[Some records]
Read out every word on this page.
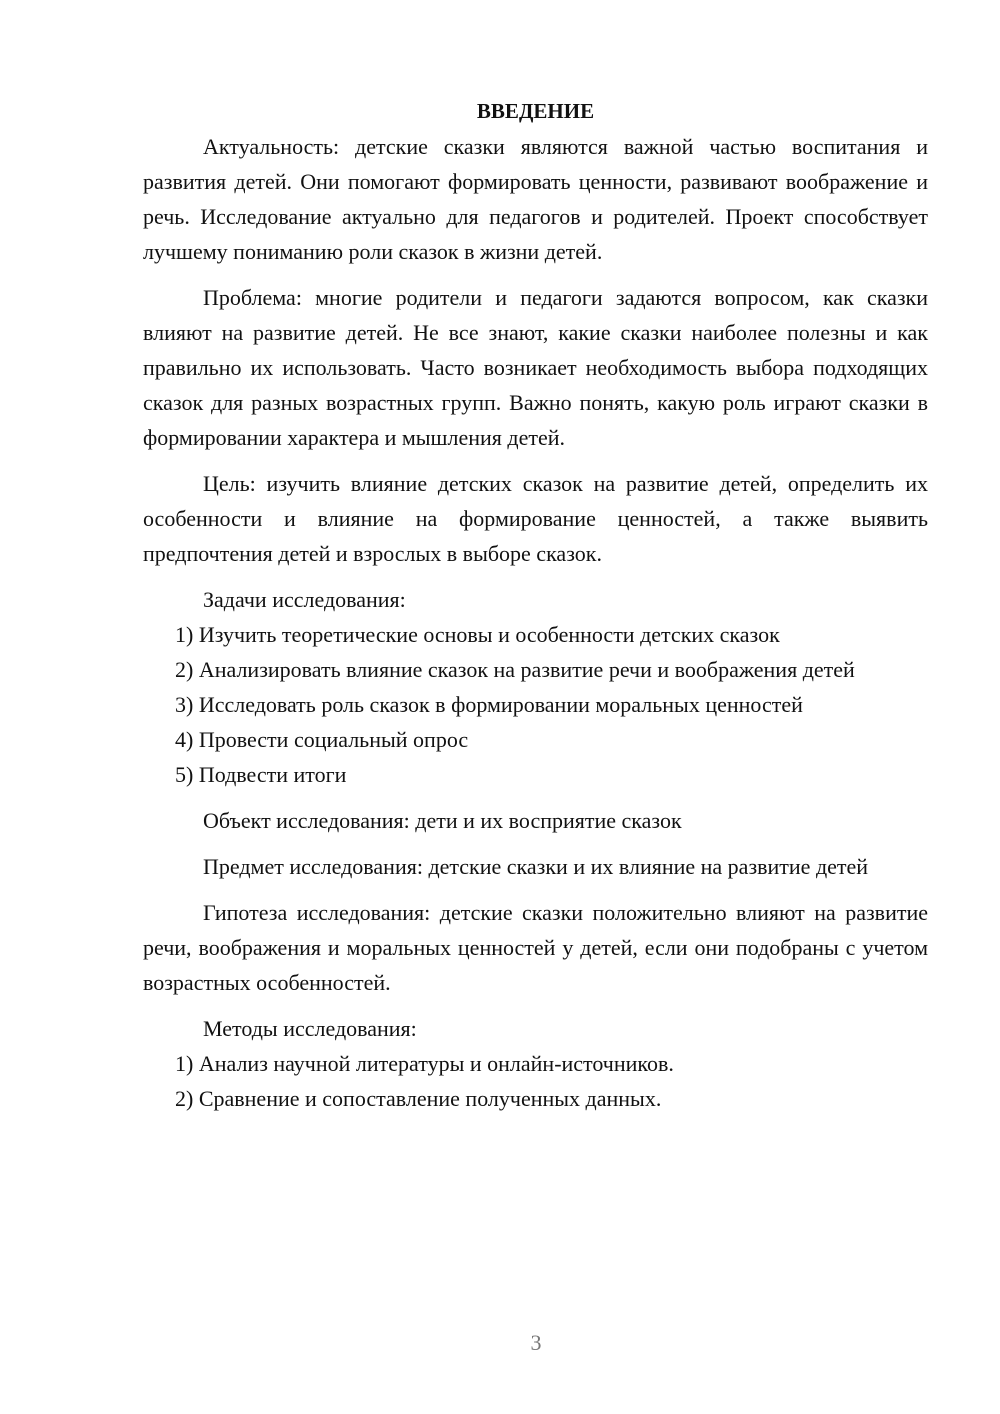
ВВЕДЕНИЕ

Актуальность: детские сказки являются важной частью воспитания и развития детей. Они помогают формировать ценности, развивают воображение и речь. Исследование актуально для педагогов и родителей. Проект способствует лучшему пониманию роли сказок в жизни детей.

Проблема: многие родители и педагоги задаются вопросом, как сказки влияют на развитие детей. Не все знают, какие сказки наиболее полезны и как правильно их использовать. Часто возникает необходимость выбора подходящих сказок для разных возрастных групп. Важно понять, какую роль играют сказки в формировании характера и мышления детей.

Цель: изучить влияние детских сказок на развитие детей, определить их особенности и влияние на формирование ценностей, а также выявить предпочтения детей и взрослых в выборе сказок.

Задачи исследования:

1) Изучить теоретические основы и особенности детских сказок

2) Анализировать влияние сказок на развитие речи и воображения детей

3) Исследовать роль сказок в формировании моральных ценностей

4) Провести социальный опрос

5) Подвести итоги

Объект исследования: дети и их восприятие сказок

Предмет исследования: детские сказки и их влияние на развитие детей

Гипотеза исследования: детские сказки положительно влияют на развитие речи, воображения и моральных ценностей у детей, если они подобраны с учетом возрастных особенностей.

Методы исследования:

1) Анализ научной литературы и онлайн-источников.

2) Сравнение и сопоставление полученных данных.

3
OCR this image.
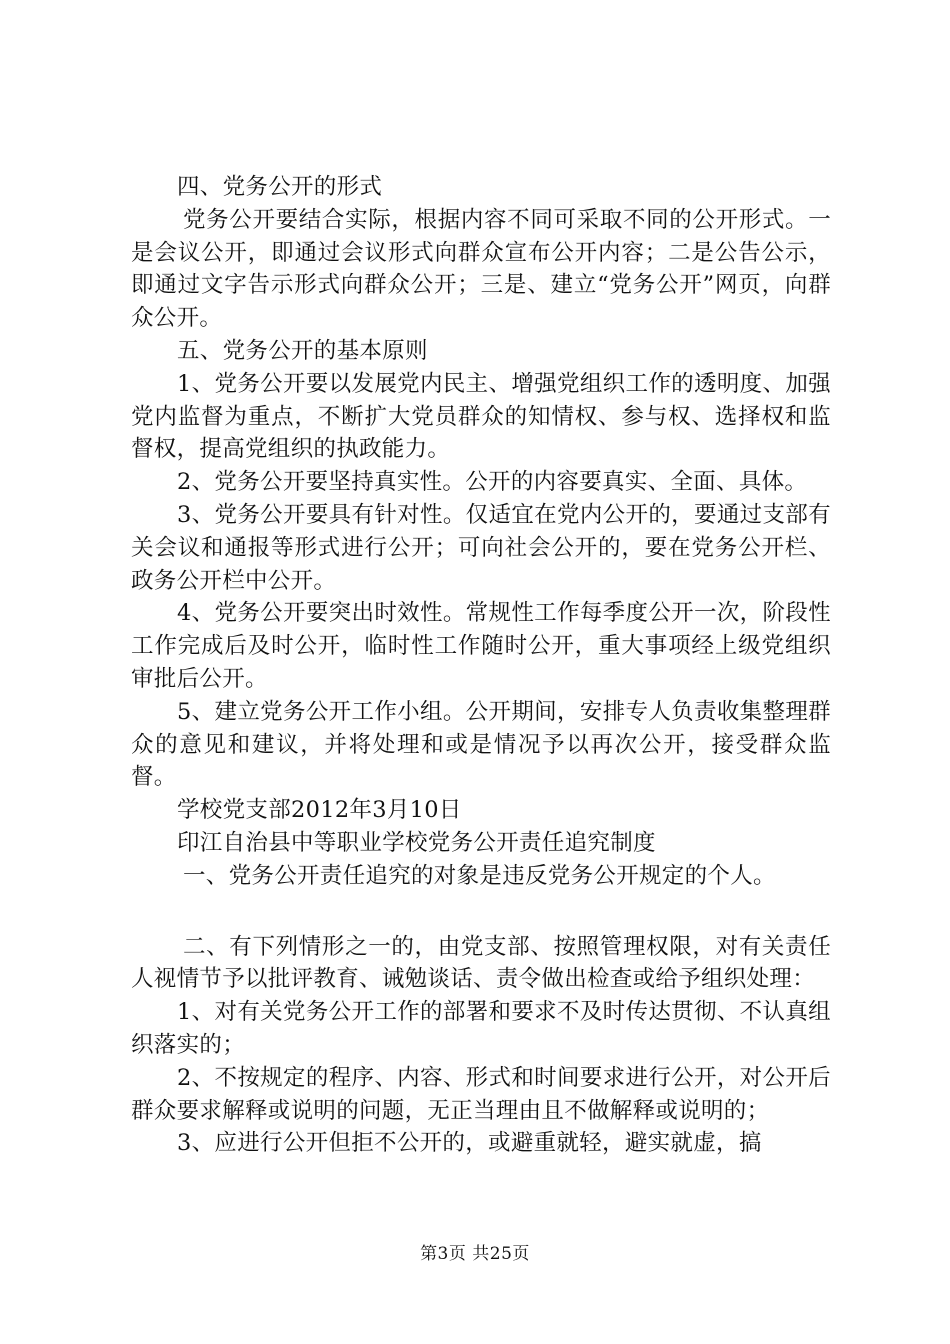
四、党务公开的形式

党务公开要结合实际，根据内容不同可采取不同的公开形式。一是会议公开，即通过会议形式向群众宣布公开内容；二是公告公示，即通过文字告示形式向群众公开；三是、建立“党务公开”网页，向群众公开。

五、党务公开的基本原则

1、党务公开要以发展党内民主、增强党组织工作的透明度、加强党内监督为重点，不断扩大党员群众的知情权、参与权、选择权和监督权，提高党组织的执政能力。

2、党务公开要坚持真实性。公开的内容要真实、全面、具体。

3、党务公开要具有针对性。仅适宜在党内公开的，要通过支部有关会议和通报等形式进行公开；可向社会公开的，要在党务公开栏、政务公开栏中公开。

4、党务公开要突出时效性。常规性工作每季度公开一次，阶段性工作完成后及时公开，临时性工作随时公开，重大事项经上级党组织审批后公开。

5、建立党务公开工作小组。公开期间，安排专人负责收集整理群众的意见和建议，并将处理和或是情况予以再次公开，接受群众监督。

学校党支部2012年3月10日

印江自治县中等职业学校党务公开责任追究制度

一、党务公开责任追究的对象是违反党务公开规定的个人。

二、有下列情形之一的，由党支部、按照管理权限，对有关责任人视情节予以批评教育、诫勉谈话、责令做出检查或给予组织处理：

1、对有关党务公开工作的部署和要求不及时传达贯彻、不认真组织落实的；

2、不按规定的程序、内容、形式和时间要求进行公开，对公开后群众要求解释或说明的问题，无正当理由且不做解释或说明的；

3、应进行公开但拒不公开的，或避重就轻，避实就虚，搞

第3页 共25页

§ INSTRUCTION
Write out the whole listing again, exactly, with no pictures.

§ RESULT BELOW
Read out every word on this page.
ВВЕДЕНИЕ

Актуальность: детские сказки являются важной частью воспитания и развития детей. Они помогают формировать ценности, развивают воображение и речь. Исследование актуально для педагогов и родителей. Проект способствует лучшему пониманию роли сказок в жизни детей.

Проблема: многие родители и педагоги задаются вопросом, как сказки влияют на развитие детей. Не все знают, какие сказки наиболее полезны и как правильно их использовать. Часто возникает необходимость выбора подходящих сказок для разных возрастных групп. Важно понять, какую роль играют сказки в формировании характера и мышления детей.

Цель: изучить влияние детских сказок на развитие детей, определить их особенности и влияние на формирование ценностей, а также выявить предпочтения детей и взрослых в выборе сказок.

Задачи исследования:

1) Изучить теоретические основы и особенности детских сказок

2) Анализировать влияние сказок на развитие речи и воображения детей

3) Исследовать роль сказок в формировании моральных ценностей

4) Провести социальный опрос

5) Подвести итоги

Объект исследования: дети и их восприятие сказок

Предмет исследования: детские сказки и их влияние на развитие детей

Гипотеза исследования: детские сказки положительно влияют на развитие речи, воображения и моральных ценностей у детей, если они подобраны с учетом возрастных особенностей.

Методы исследования:

1) Анализ научной литературы и онлайн-источников.

2) Сравнение и сопоставление полученных данных.

3
OCR this image.
四、党务公开的形式

党务公开要结合实际，根据内容不同可采取不同的公开形式。一是会议公开，即通过会议形式向群众宣布公开内容；二是公告公示，即通过文字告示形式向群众公开；三是、建立“党务公开”网页，向群众公开。

五、党务公开的基本原则

1、党务公开要以发展党内民主、增强党组织工作的透明度、加强党内监督为重点，不断扩大党员群众的知情权、参与权、选择权和监督权，提高党组织的执政能力。

2、党务公开要坚持真实性。公开的内容要真实、全面、具体。

3、党务公开要具有针对性。仅适宜在党内公开的，要通过支部有关会议和通报等形式进行公开；可向社会公开的，要在党务公开栏、政务公开栏中公开。

4、党务公开要突出时效性。常规性工作每季度公开一次，阶段性工作完成后及时公开，临时性工作随时公开，重大事项经上级党组织审批后公开。

5、建立党务公开工作小组。公开期间，安排专人负责收集整理群众的意见和建议，并将处理和或是情况予以再次公开，接受群众监督。

学校党支部2012年3月10日

印江自治县中等职业学校党务公开责任追究制度

一、党务公开责任追究的对象是违反党务公开规定的个人。

二、有下列情形之一的，由党支部、按照管理权限，对有关责任人视情节予以批评教育、诫勉谈话、责令做出检查或给予组织处理：

1、对有关党务公开工作的部署和要求不及时传达贯彻、不认真组织落实的；

2、不按规定的程序、内容、形式和时间要求进行公开，对公开后群众要求解释或说明的问题，无正当理由且不做解释或说明的；

3、应进行公开但拒不公开的，或避重就轻，避实就虚，搞

第3页 共25页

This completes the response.